• [THE PROBLEM]:
Give the nested-list passage below again, starting at the words "res1 = any(elem_to_find" and stopping after "and false otherwise.". Switch "sublist" to "row" everywhere it occurs in that span.

Method #1: Using any() any() method return true whenever a particular element is present in a given iterator. 

Python3




# Python code to demonstrate
# finding whether element
# exists in listof list
 
# initialising nested lists
ini_list = [[1, 2, 5, 10, 7],
            [4, 3, 4, 3, 21],
            [45, 65, 8, 8, 9, 9]]
 
elem_to_find = 8
elem_to_find1 = 0
 
# element exists in listof listor not?
res1 = any(elem_to_find in sublist for sublist in ini_list)
res2 = any(elem_to_find1 in sublist for sublist in ini_list)
 
# printing result
print(str(res1), "\n", str(res2))

Output:

True 
 False

Method #2: Using operator in The ‘in’ operator is used to check if a value exists in a sequence or not. Evaluates to true if it finds a variable in the specified sequence and false otherwise. 

Python3




# Python code to demonstrate
# finding whether element
# exists in listof list
 
# initialising nested lists
ini_list = [[1, 2, 5, 10, 7],
            [4, 3, 4, 3, 21],
            [45, 65, 8, 8, 9, 9]]
 
elem = 8
elem1 = 0
 
# element exists in listof listor not?
res1 = elem in (item for sublist in ini_list for item in sublist)
res2 = elem1 in (item for sublist in ini_list for item in sublist)
 
# printing result
print(str(res1), "\n", str(res2))

Output:

True 
 False

Method #3: Using itertools.chain() 

Make an iterator that returns elements from the first iterable until it is exhausted, then proceeds to the next iterable, until all of the iterables are exhausted.

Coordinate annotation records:
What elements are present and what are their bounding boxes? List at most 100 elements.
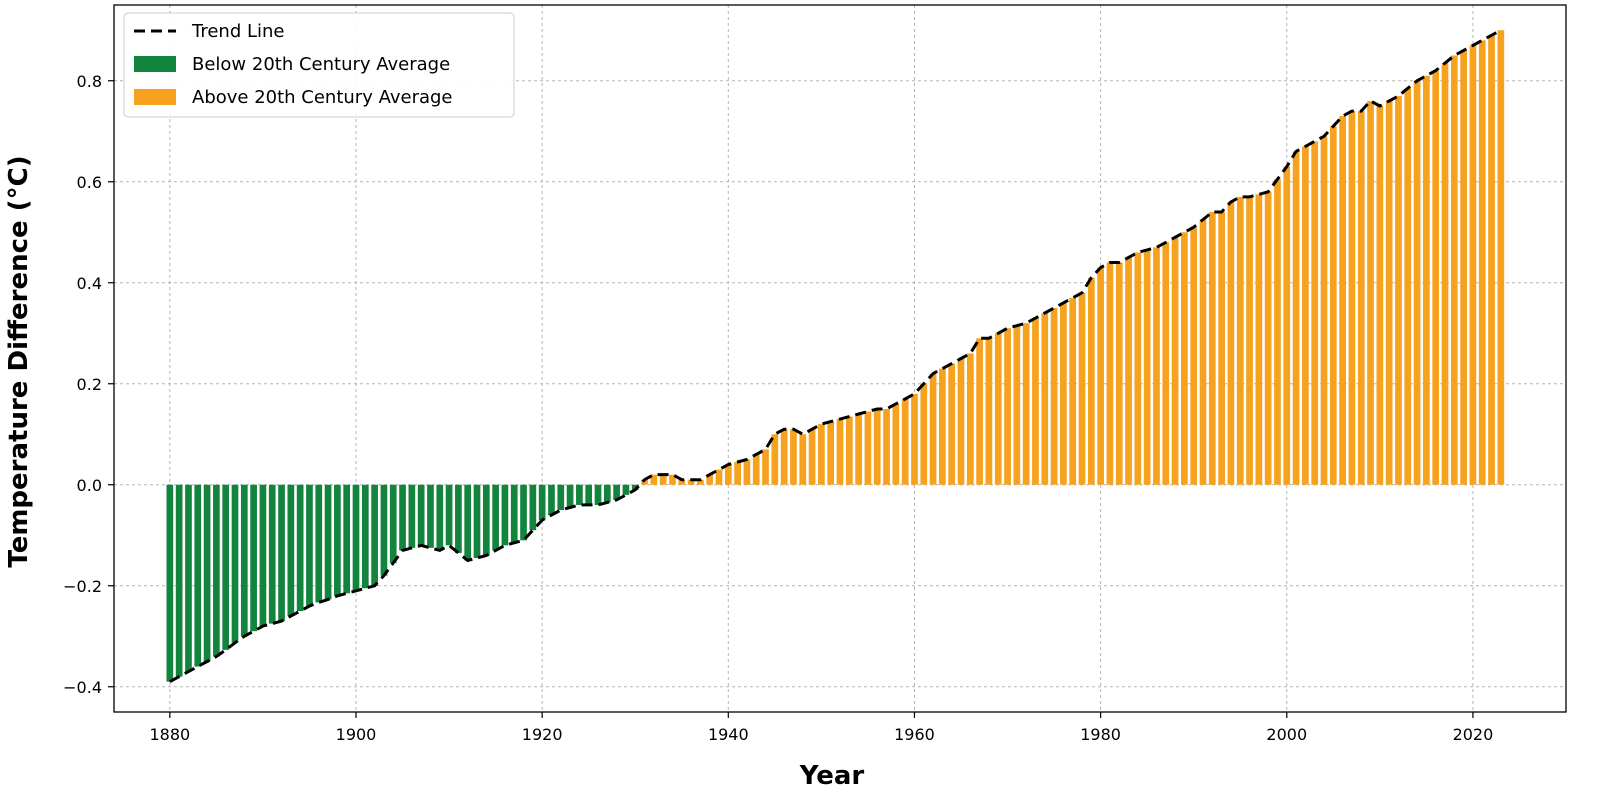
bar-1973 [1032,318,1039,485]
bar-1988 [1171,237,1179,485]
bar-1951 [827,421,835,485]
bar-1913 [473,484,481,558]
bar-1939 [715,469,723,485]
plot-frame [113,4,1567,713]
bar-1989 [1181,232,1188,485]
legend-label: Trend Line [191,21,285,42]
bar-1899 [343,484,351,594]
x-tick-label: 2020 [1453,725,1494,744]
bar-1887 [231,484,239,643]
bar-1884 [203,484,211,662]
bar-2020 [1469,45,1477,485]
bar-1961 [920,383,928,485]
bar-1940 [724,464,732,485]
bar-1902 [371,484,378,586]
bar-1908 [427,484,434,548]
legend-box [123,12,515,118]
bar-1991 [1199,219,1207,485]
bar-2023 [1497,30,1505,485]
bar-1986 [1153,247,1160,485]
bar-1945 [771,434,779,485]
bar-1910 [445,484,453,546]
bar-2002 [1302,146,1309,485]
bar-1934 [669,474,676,485]
bar-1972 [1022,323,1030,485]
x-tick-label: 2000 [1266,725,1307,744]
bar-1982 [1115,262,1123,485]
bar-1892 [278,484,285,622]
y-tick-label: −0.4 [63,678,102,697]
bar-1893 [287,484,295,617]
bar-1896 [315,484,323,603]
bar-1912 [464,484,472,561]
y-tick-label: 0.6 [77,173,102,192]
bar-2014 [1413,80,1421,485]
y-tick-label: 0.0 [77,476,102,495]
bar-1975 [1050,308,1058,485]
axes: 1880 1900 1920 1940 1960 1980 2000 2020 −0.4 −0.2… [4,4,1567,791]
bar-1957 [883,409,890,485]
x-tick-label: 1900 [336,725,377,744]
bar-1994 [1227,201,1235,485]
bar-1999 [1274,179,1281,485]
bar-1927 [603,484,611,503]
bar-1911 [455,484,462,553]
bar-1979 [1087,277,1095,485]
bar-1970 [1004,328,1011,485]
bar-1905 [399,484,406,551]
bar-2018 [1450,55,1458,485]
bar-1949 [808,429,816,485]
bar-1962 [929,373,937,485]
bar-1965 [957,358,965,485]
legend-above-swatch [134,89,176,105]
bar-1929 [622,484,630,495]
bar-1987 [1162,242,1170,485]
trend-line-layer [169,28,1502,684]
bar-1923 [566,484,574,508]
bar-1928 [613,484,620,500]
x-tick-label: 1960 [894,725,935,744]
bar-2021 [1478,40,1486,485]
bar-1916 [501,484,509,546]
bar-1971 [1013,325,1021,485]
bar-1920 [538,484,546,521]
bar-1944 [762,449,769,485]
bar-1977 [1069,297,1077,485]
x-tick-label: 1980 [1080,725,1121,744]
bar-1976 [1060,302,1067,485]
bar-1947 [790,429,797,485]
bar-1954 [855,414,862,485]
bar-1938 [706,474,714,485]
bar-1918 [520,484,527,541]
bar-1935 [678,479,686,485]
bar-1984 [1134,252,1142,485]
bar-1926 [594,484,602,505]
bar-1891 [268,484,276,624]
bar-1889 [250,484,257,632]
y-axis-title: Temperature Difference (°C) [4,155,34,567]
bar-1966 [966,353,974,485]
bar-1948 [799,434,807,485]
bar-1883 [194,484,202,667]
bar-1909 [436,484,444,551]
y-tick-label: 0.4 [77,274,102,293]
bar-1925 [585,484,593,505]
bar-2011 [1385,100,1393,485]
bar-2016 [1432,70,1440,485]
bar-1885 [213,484,220,657]
bar-1990 [1190,227,1198,485]
bar-2015 [1423,75,1430,485]
bar-1981 [1106,262,1114,485]
bar-1997 [1255,194,1263,485]
bar-1996 [1246,196,1253,485]
bar-2013 [1404,88,1412,485]
bar-1919 [529,484,537,531]
bar-1985 [1143,249,1151,485]
bar-1890 [259,484,267,627]
y-tick-label: 0.2 [77,375,102,394]
legend-label: Above 20th Century Average [192,87,453,108]
bar-1932 [650,474,658,485]
bar-1886 [222,484,230,650]
bar-2008 [1357,111,1365,485]
bar-1950 [818,424,825,485]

• [SOLUTION FOR THIS TASK]:
res1 = any(elem_to_find in row for row in ini_list)
res2 = any(elem_to_find1 in row for row in ini_list)
 
# printing result
print(str(res1), "\n", str(res2))

Output:

True 
 False

Method #2: Using operator in The ‘in’ operator is used to check if a value exists in a sequence or not. Evaluates to true if it finds a variable in the specified sequence and false otherwise.